═════ Working data

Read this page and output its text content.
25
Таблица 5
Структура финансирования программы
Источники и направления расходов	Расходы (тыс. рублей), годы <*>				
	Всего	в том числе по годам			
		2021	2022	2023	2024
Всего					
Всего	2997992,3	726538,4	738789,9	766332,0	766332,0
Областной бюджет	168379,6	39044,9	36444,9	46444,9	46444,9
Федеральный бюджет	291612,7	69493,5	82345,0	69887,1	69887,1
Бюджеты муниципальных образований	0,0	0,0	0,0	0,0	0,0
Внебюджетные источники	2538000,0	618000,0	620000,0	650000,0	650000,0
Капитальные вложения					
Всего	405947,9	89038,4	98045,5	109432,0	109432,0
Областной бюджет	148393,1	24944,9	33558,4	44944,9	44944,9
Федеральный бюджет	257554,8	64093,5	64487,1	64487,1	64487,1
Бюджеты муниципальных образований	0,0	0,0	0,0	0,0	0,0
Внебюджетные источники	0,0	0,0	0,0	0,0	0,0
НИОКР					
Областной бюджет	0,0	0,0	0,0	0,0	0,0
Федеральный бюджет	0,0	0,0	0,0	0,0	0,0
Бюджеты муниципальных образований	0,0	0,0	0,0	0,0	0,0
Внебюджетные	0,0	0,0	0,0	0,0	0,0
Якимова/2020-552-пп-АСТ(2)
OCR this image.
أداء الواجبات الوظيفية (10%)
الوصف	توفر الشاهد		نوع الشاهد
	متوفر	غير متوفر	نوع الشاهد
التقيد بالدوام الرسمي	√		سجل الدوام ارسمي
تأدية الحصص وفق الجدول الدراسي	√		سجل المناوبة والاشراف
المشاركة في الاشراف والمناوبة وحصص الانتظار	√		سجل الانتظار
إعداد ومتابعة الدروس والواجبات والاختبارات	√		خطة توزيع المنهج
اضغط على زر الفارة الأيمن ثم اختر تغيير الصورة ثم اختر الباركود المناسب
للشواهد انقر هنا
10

══════════

Task statement: Work through the listing above and report how many lines include the string "Областной", with no other text.

Solution to the exercise: 3